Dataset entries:
>>>>>

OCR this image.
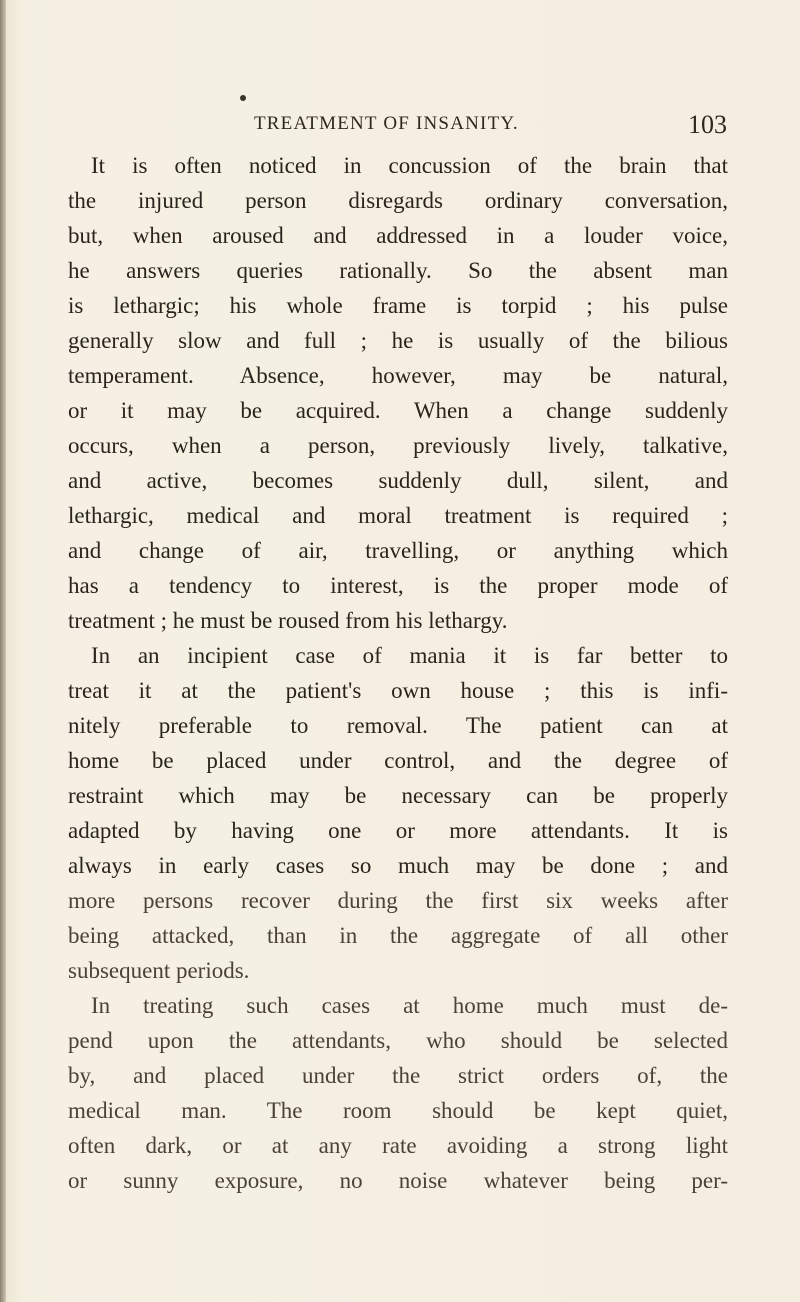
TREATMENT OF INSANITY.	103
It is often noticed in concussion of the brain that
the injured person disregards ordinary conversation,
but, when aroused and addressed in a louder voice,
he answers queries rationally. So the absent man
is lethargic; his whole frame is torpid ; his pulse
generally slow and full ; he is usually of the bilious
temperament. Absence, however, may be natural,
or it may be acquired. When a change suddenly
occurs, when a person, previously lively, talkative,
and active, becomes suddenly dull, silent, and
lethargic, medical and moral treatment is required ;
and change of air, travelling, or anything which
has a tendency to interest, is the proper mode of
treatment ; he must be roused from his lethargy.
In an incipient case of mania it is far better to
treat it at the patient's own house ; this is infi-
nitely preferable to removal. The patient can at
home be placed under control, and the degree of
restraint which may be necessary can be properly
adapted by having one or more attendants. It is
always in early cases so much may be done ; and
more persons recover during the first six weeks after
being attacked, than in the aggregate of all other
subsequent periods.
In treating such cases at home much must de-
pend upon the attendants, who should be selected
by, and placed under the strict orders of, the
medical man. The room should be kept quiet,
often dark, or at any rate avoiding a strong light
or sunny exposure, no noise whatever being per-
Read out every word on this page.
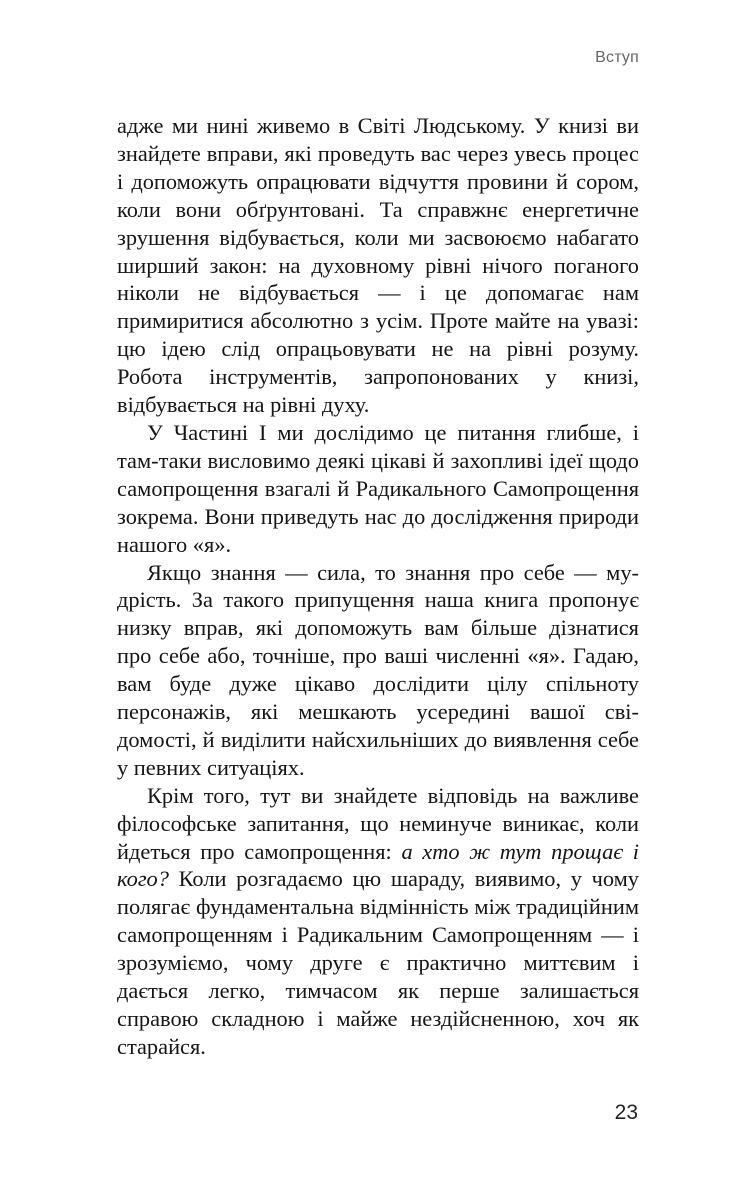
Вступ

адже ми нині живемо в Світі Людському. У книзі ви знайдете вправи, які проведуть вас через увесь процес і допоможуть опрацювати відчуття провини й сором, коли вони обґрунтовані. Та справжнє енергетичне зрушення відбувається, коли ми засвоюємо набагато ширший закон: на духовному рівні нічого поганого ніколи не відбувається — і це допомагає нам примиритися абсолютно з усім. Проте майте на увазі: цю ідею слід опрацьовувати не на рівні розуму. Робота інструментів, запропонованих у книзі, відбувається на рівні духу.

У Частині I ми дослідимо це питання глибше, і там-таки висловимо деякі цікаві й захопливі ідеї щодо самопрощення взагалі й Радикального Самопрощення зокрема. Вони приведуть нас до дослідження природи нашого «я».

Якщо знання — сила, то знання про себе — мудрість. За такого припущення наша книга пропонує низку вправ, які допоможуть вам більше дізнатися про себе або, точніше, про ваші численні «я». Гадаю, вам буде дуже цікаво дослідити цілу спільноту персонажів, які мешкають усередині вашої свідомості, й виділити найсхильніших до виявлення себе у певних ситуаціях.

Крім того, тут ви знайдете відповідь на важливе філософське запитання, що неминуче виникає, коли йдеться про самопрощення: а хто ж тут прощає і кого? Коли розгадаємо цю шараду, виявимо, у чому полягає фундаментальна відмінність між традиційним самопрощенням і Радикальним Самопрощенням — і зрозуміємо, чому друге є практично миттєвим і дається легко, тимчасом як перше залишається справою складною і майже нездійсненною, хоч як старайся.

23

<<<<<

__WORK TO DO__:
Find each line with the string "this" and copy it out.

__THE SOLUTION__:
OCR this image.
treat it at the patient's own house ; this is infi-
Read out every word on this page.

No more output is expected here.